● **Task data**:
* * * * * * * * *

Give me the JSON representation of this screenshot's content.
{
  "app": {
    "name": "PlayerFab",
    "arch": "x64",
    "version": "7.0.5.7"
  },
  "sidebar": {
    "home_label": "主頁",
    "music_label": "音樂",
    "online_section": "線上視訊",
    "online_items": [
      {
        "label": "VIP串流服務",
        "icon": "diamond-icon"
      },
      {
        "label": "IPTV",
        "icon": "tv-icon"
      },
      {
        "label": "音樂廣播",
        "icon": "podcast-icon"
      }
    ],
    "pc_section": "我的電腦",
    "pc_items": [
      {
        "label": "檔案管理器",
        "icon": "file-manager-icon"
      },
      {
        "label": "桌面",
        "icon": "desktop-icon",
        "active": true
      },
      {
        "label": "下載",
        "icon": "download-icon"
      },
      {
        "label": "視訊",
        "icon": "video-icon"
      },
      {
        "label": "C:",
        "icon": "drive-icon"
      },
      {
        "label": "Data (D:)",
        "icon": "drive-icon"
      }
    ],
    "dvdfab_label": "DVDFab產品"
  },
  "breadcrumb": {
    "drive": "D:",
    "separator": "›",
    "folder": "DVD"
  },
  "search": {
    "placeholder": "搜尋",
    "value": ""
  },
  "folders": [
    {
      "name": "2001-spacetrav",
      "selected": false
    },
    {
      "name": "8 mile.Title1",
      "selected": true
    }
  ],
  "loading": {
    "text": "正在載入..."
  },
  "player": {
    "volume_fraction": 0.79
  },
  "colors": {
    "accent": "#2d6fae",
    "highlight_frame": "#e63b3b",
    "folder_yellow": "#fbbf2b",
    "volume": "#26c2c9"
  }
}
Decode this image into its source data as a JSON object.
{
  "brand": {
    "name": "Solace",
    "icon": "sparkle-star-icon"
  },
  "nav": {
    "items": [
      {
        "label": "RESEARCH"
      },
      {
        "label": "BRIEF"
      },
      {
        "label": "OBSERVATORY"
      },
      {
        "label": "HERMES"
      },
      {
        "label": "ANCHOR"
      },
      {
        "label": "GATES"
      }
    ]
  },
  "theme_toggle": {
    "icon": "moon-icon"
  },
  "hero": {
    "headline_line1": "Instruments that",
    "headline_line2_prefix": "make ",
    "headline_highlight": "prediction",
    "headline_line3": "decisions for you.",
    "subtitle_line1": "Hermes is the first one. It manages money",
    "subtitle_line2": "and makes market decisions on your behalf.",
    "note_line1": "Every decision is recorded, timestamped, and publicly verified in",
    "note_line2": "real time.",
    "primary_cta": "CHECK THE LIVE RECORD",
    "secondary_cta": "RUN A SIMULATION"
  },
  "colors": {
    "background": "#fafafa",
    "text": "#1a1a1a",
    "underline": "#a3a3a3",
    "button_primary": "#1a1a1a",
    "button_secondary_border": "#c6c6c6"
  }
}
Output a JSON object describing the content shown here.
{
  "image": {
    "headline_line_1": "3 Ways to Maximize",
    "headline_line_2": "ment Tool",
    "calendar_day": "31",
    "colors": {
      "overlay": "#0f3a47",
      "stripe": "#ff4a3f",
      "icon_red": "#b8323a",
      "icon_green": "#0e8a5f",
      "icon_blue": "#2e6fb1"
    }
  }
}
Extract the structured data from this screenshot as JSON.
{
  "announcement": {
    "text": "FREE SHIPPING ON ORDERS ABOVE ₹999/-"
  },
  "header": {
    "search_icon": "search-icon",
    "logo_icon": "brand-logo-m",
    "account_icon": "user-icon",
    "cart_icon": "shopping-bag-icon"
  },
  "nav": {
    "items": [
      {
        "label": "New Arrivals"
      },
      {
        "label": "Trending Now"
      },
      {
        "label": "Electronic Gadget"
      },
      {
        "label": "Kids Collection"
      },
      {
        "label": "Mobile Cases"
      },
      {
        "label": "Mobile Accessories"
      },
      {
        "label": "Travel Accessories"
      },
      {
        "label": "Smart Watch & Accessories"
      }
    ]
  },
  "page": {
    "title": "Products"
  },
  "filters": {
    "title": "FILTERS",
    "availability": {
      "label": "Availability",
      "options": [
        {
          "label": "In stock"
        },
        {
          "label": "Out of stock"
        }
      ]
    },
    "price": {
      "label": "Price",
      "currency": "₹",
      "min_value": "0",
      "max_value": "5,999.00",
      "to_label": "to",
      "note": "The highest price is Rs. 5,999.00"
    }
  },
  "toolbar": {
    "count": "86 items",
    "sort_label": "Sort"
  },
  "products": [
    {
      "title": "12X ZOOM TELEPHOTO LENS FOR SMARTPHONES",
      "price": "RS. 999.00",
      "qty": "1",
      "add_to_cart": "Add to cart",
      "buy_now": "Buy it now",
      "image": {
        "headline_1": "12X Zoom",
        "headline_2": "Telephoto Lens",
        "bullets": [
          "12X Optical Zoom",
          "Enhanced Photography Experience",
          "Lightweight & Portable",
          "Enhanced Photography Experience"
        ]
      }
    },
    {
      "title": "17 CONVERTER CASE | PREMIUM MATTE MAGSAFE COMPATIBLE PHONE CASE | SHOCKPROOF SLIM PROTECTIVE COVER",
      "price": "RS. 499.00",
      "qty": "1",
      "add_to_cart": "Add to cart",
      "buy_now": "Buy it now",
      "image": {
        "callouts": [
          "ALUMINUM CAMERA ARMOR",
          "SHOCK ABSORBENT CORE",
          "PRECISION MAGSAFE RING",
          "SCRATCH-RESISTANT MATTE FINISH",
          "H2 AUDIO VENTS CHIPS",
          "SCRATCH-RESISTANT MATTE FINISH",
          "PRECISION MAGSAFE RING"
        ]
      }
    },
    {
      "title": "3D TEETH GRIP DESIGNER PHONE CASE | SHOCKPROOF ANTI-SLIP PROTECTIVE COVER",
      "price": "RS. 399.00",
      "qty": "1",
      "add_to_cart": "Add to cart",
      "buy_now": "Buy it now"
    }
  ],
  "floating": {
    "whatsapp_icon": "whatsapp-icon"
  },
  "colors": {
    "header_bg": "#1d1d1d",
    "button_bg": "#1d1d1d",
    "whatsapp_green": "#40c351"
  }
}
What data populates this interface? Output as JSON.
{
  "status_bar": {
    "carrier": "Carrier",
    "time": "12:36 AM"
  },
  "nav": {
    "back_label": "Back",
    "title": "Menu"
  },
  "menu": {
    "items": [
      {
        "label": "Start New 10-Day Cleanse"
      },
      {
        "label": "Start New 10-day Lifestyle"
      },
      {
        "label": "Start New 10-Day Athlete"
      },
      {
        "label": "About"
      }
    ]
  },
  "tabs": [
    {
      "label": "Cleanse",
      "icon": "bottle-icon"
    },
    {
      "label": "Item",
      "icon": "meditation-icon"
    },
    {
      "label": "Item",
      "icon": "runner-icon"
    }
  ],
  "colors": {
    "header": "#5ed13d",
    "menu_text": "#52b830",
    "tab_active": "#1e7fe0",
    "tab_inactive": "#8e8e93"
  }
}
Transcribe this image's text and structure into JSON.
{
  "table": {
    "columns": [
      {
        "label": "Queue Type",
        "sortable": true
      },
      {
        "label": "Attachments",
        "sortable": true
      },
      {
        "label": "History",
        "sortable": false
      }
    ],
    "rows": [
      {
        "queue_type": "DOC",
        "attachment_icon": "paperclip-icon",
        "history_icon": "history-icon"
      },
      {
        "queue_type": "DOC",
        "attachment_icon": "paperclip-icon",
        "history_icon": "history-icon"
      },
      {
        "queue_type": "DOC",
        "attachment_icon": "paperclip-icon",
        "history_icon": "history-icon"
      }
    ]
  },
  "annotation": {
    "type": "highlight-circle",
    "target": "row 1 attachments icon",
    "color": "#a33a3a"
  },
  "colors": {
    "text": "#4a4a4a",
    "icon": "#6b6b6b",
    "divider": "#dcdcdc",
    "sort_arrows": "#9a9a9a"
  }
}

* * * * * * * * *

● **Directions for this task**:
Repeat each record exactly. Omit nothing.

● **Final result**:
Give me the JSON representation of this screenshot's content.
{
  "app": {
    "name": "PlayerFab",
    "arch": "x64",
    "version": "7.0.5.7"
  },
  "sidebar": {
    "home_label": "主頁",
    "music_label": "音樂",
    "online_section": "線上視訊",
    "online_items": [
      {
        "label": "VIP串流服務",
        "icon": "diamond-icon"
      },
      {
        "label": "IPTV",
        "icon": "tv-icon"
      },
      {
        "label": "音樂廣播",
        "icon": "podcast-icon"
      }
    ],
    "pc_section": "我的電腦",
    "pc_items": [
      {
        "label": "檔案管理器",
        "icon": "file-manager-icon"
      },
      {
        "label": "桌面",
        "icon": "desktop-icon",
        "active": true
      },
      {
        "label": "下載",
        "icon": "download-icon"
      },
      {
        "label": "視訊",
        "icon": "video-icon"
      },
      {
        "label": "C:",
        "icon": "drive-icon"
      },
      {
        "label": "Data (D:)",
        "icon": "drive-icon"
      }
    ],
    "dvdfab_label": "DVDFab產品"
  },
  "breadcrumb": {
    "drive": "D:",
    "separator": "›",
    "folder": "DVD"
  },
  "search": {
    "placeholder": "搜尋",
    "value": ""
  },
  "folders": [
    {
      "name": "2001-spacetrav",
      "selected": false
    },
    {
      "name": "8 mile.Title1",
      "selected": true
    }
  ],
  "loading": {
    "text": "正在載入..."
  },
  "player": {
    "volume_fraction": 0.79
  },
  "colors": {
    "accent": "#2d6fae",
    "highlight_frame": "#e63b3b",
    "folder_yellow": "#fbbf2b",
    "volume": "#26c2c9"
  }
}
Decode this image into its source data as a JSON object.
{
  "brand": {
    "name": "Solace",
    "icon": "sparkle-star-icon"
  },
  "nav": {
    "items": [
      {
        "label": "RESEARCH"
      },
      {
        "label": "BRIEF"
      },
      {
        "label": "OBSERVATORY"
      },
      {
        "label": "HERMES"
      },
      {
        "label": "ANCHOR"
      },
      {
        "label": "GATES"
      }
    ]
  },
  "theme_toggle": {
    "icon": "moon-icon"
  },
  "hero": {
    "headline_line1": "Instruments that",
    "headline_line2_prefix": "make ",
    "headline_highlight": "prediction",
    "headline_line3": "decisions for you.",
    "subtitle_line1": "Hermes is the first one. It manages money",
    "subtitle_line2": "and makes market decisions on your behalf.",
    "note_line1": "Every decision is recorded, timestamped, and publicly verified in",
    "note_line2": "real time.",
    "primary_cta": "CHECK THE LIVE RECORD",
    "secondary_cta": "RUN A SIMULATION"
  },
  "colors": {
    "background": "#fafafa",
    "text": "#1a1a1a",
    "underline": "#a3a3a3",
    "button_primary": "#1a1a1a",
    "button_secondary_border": "#c6c6c6"
  }
}
Output a JSON object describing the content shown here.
{
  "image": {
    "headline_line_1": "3 Ways to Maximize",
    "headline_line_2": "ment Tool",
    "calendar_day": "31",
    "colors": {
      "overlay": "#0f3a47",
      "stripe": "#ff4a3f",
      "icon_red": "#b8323a",
      "icon_green": "#0e8a5f",
      "icon_blue": "#2e6fb1"
    }
  }
}
Extract the structured data from this screenshot as JSON.
{
  "announcement": {
    "text": "FREE SHIPPING ON ORDERS ABOVE ₹999/-"
  },
  "header": {
    "search_icon": "search-icon",
    "logo_icon": "brand-logo-m",
    "account_icon": "user-icon",
    "cart_icon": "shopping-bag-icon"
  },
  "nav": {
    "items": [
      {
        "label": "New Arrivals"
      },
      {
        "label": "Trending Now"
      },
      {
        "label": "Electronic Gadget"
      },
      {
        "label": "Kids Collection"
      },
      {
        "label": "Mobile Cases"
      },
      {
        "label": "Mobile Accessories"
      },
      {
        "label": "Travel Accessories"
      },
      {
        "label": "Smart Watch & Accessories"
      }
    ]
  },
  "page": {
    "title": "Products"
  },
  "filters": {
    "title": "FILTERS",
    "availability": {
      "label": "Availability",
      "options": [
        {
          "label": "In stock"
        },
        {
          "label": "Out of stock"
        }
      ]
    },
    "price": {
      "label": "Price",
      "currency": "₹",
      "min_value": "0",
      "max_value": "5,999.00",
      "to_label": "to",
      "note": "The highest price is Rs. 5,999.00"
    }
  },
  "toolbar": {
    "count": "86 items",
    "sort_label": "Sort"
  },
  "products": [
    {
      "title": "12X ZOOM TELEPHOTO LENS FOR SMARTPHONES",
      "price": "RS. 999.00",
      "qty": "1",
      "add_to_cart": "Add to cart",
      "buy_now": "Buy it now",
      "image": {
        "headline_1": "12X Zoom",
        "headline_2": "Telephoto Lens",
        "bullets": [
          "12X Optical Zoom",
          "Enhanced Photography Experience",
          "Lightweight & Portable",
          "Enhanced Photography Experience"
        ]
      }
    },
    {
      "title": "17 CONVERTER CASE | PREMIUM MATTE MAGSAFE COMPATIBLE PHONE CASE | SHOCKPROOF SLIM PROTECTIVE COVER",
      "price": "RS. 499.00",
      "qty": "1",
      "add_to_cart": "Add to cart",
      "buy_now": "Buy it now",
      "image": {
        "callouts": [
          "ALUMINUM CAMERA ARMOR",
          "SHOCK ABSORBENT CORE",
          "PRECISION MAGSAFE RING",
          "SCRATCH-RESISTANT MATTE FINISH",
          "H2 AUDIO VENTS CHIPS",
          "SCRATCH-RESISTANT MATTE FINISH",
          "PRECISION MAGSAFE RING"
        ]
      }
    },
    {
      "title": "3D TEETH GRIP DESIGNER PHONE CASE | SHOCKPROOF ANTI-SLIP PROTECTIVE COVER",
      "price": "RS. 399.00",
      "qty": "1",
      "add_to_cart": "Add to cart",
      "buy_now": "Buy it now"
    }
  ],
  "floating": {
    "whatsapp_icon": "whatsapp-icon"
  },
  "colors": {
    "header_bg": "#1d1d1d",
    "button_bg": "#1d1d1d",
    "whatsapp_green": "#40c351"
  }
}
What data populates this interface? Output as JSON.
{
  "status_bar": {
    "carrier": "Carrier",
    "time": "12:36 AM"
  },
  "nav": {
    "back_label": "Back",
    "title": "Menu"
  },
  "menu": {
    "items": [
      {
        "label": "Start New 10-Day Cleanse"
      },
      {
        "label": "Start New 10-day Lifestyle"
      },
      {
        "label": "Start New 10-Day Athlete"
      },
      {
        "label": "About"
      }
    ]
  },
  "tabs": [
    {
      "label": "Cleanse",
      "icon": "bottle-icon"
    },
    {
      "label": "Item",
      "icon": "meditation-icon"
    },
    {
      "label": "Item",
      "icon": "runner-icon"
    }
  ],
  "colors": {
    "header": "#5ed13d",
    "menu_text": "#52b830",
    "tab_active": "#1e7fe0",
    "tab_inactive": "#8e8e93"
  }
}
Transcribe this image's text and structure into JSON.
{
  "table": {
    "columns": [
      {
        "label": "Queue Type",
        "sortable": true
      },
      {
        "label": "Attachments",
        "sortable": true
      },
      {
        "label": "History",
        "sortable": false
      }
    ],
    "rows": [
      {
        "queue_type": "DOC",
        "attachment_icon": "paperclip-icon",
        "history_icon": "history-icon"
      },
      {
        "queue_type": "DOC",
        "attachment_icon": "paperclip-icon",
        "history_icon": "history-icon"
      },
      {
        "queue_type": "DOC",
        "attachment_icon": "paperclip-icon",
        "history_icon": "history-icon"
      }
    ]
  },
  "annotation": {
    "type": "highlight-circle",
    "target": "row 1 attachments icon",
    "color": "#a33a3a"
  },
  "colors": {
    "text": "#4a4a4a",
    "icon": "#6b6b6b",
    "divider": "#dcdcdc",
    "sort_arrows": "#9a9a9a"
  }
}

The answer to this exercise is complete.